BEGIN MATERIAL PROVIDED
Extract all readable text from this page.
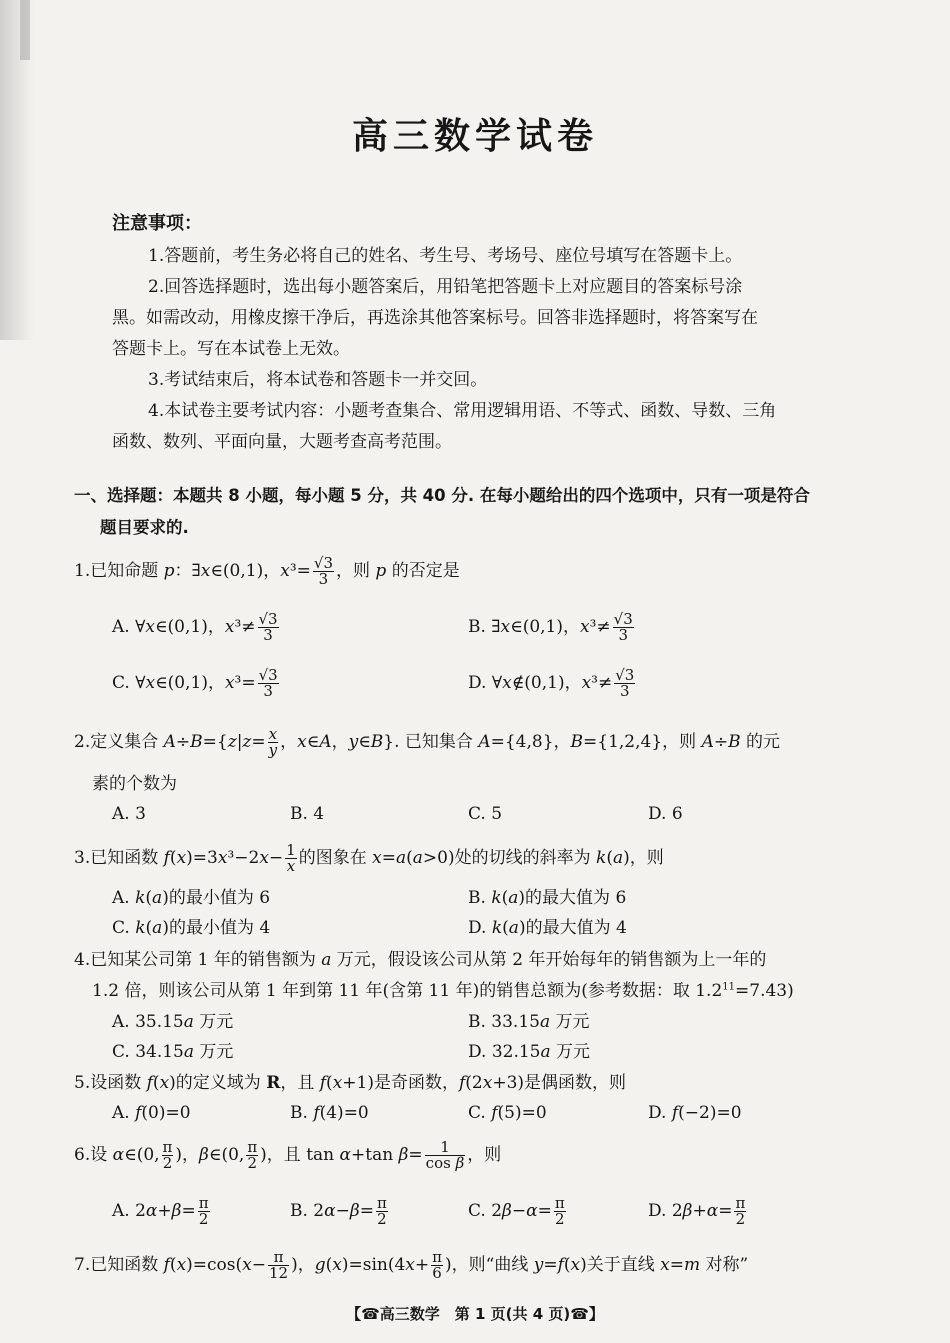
高三数学试卷
注意事项：
1.答题前，考生务必将自己的姓名、考生号、考场号、座位号填写在答题卡上。
2.回答选择题时，选出每小题答案后，用铅笔把答题卡上对应题目的答案标号涂
黑。如需改动，用橡皮擦干净后，再选涂其他答案标号。回答非选择题时，将答案写在
答题卡上。写在本试卷上无效。
3.考试结束后，将本试卷和答题卡一并交回。
4.本试卷主要考试内容：小题考查集合、常用逻辑用语、不等式、函数、导数、三角
函数、数列、平面向量，大题考查高考范围。
一、选择题：本题共 8 小题，每小题 5 分，共 40 分. 在每小题给出的四个选项中，只有一项是符合
题目要求的.
1.已知命题 p：∃x∈(0,1)，$x^3= \frac{√3}{3}$ ，则 p 的否定是
A. ∀x∈(0,1)，$x^3\ne \frac{√3}{3}$	B. ∃x∈(0,1)，$x^3\ne \frac{√3}{3}$
C. ∀x∈(0,1)，$x^3= \frac{√3}{3}$	D. ∀x∉(0,1)，$x^3\ne \frac{√3}{3}$
2.定义集合 $A\div B=\{z|z= \frac{x}{y}$ ，x∈A，y∈B}. 已知集合 A={4,8}，B={1,2,4}，则 A÷B 的元
素的个数为
A. 3	B. 4	C. 5	D. 6
3.已知函数 $f(x)=3x^3-2x- \frac{1}{x}$ 的图象在 x=a(a>0)处的切线的斜率为 k(a)，则
A. k(a)的最小值为 6	B. k(a)的最大值为 6
C. k(a)的最小值为 4	D. k(a)的最大值为 4
4.已知某公司第 1 年的销售额为 a 万元，假设该公司从第 2 年开始每年的销售额为上一年的
1.2 倍，则该公司从第 1 年到第 11 年(含第 11 年)的销售总额为(参考数据：取 $1.2^{11}=7.43$)
A. 35.15a 万元	B. 33.15a 万元
C. 34.15a 万元	D. 32.15a 万元
5.设函数 f(x)的定义域为 R，且 f(x+1)是奇函数，f(2x+3)是偶函数，则
A. f(0)=0	B. f(4)=0	C. f(5)=0	D. f(−2)=0
6.设 α∈(0, $\frac{\pi}{2}$ )，β∈(0, $\frac{\pi}{2}$ )，且 tan α+tan $\beta= \frac{1}{\text{cos β}}$ ，则
A. $2\alpha+\beta= \frac{\pi}{2}$	B. $2\alpha-\beta= \frac{\pi}{2}$	C. $2\beta-\alpha= \frac{\pi}{2}$	D. $2\beta+\alpha= \frac{\pi}{2}$
7.已知函数 $f(x)=\cos(x- \frac{\pi}{12}$ )，$g(x)=\sin(4x+ \frac{\pi}{6}$ )，则“曲线 y=f(x)关于直线 x=m 对称”
【☎高三数学　第 1 页(共 4 页)☎】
END MATERIAL PROVIDED
THE PROBLEM ->
Return the entries unchanged, save for the pictures, which do not belong in the copy.

OUTPUT OF THE EXERCISE ->
Extract all readable text from this page.
高三数学试卷
注意事项：
1.答题前，考生务必将自己的姓名、考生号、考场号、座位号填写在答题卡上。
2.回答选择题时，选出每小题答案后，用铅笔把答题卡上对应题目的答案标号涂
黑。如需改动，用橡皮擦干净后，再选涂其他答案标号。回答非选择题时，将答案写在
答题卡上。写在本试卷上无效。
3.考试结束后，将本试卷和答题卡一并交回。
4.本试卷主要考试内容：小题考查集合、常用逻辑用语、不等式、函数、导数、三角
函数、数列、平面向量，大题考查高考范围。
一、选择题：本题共 8 小题，每小题 5 分，共 40 分. 在每小题给出的四个选项中，只有一项是符合
题目要求的.
1.已知命题 p：∃x∈(0,1)，$x^3= \frac{√3}{3}$ ，则 p 的否定是
A. ∀x∈(0,1)，$x^3\ne \frac{√3}{3}$	B. ∃x∈(0,1)，$x^3\ne \frac{√3}{3}$
C. ∀x∈(0,1)，$x^3= \frac{√3}{3}$	D. ∀x∉(0,1)，$x^3\ne \frac{√3}{3}$
2.定义集合 $A\div B=\{z|z= \frac{x}{y}$ ，x∈A，y∈B}. 已知集合 A={4,8}，B={1,2,4}，则 A÷B 的元
素的个数为
A. 3	B. 4	C. 5	D. 6
3.已知函数 $f(x)=3x^3-2x- \frac{1}{x}$ 的图象在 x=a(a>0)处的切线的斜率为 k(a)，则
A. k(a)的最小值为 6	B. k(a)的最大值为 6
C. k(a)的最小值为 4	D. k(a)的最大值为 4
4.已知某公司第 1 年的销售额为 a 万元，假设该公司从第 2 年开始每年的销售额为上一年的
1.2 倍，则该公司从第 1 年到第 11 年(含第 11 年)的销售总额为(参考数据：取 $1.2^{11}=7.43$)
A. 35.15a 万元	B. 33.15a 万元
C. 34.15a 万元	D. 32.15a 万元
5.设函数 f(x)的定义域为 R，且 f(x+1)是奇函数，f(2x+3)是偶函数，则
A. f(0)=0	B. f(4)=0	C. f(5)=0	D. f(−2)=0
6.设 α∈(0, $\frac{\pi}{2}$ )，β∈(0, $\frac{\pi}{2}$ )，且 tan α+tan $\beta= \frac{1}{\text{cos β}}$ ，则
A. $2\alpha+\beta= \frac{\pi}{2}$	B. $2\alpha-\beta= \frac{\pi}{2}$	C. $2\beta-\alpha= \frac{\pi}{2}$	D. $2\beta+\alpha= \frac{\pi}{2}$
7.已知函数 $f(x)=\cos(x- \frac{\pi}{12}$ )，$g(x)=\sin(4x+ \frac{\pi}{6}$ )，则“曲线 y=f(x)关于直线 x=m 对称”
【☎高三数学　第 1 页(共 4 页)☎】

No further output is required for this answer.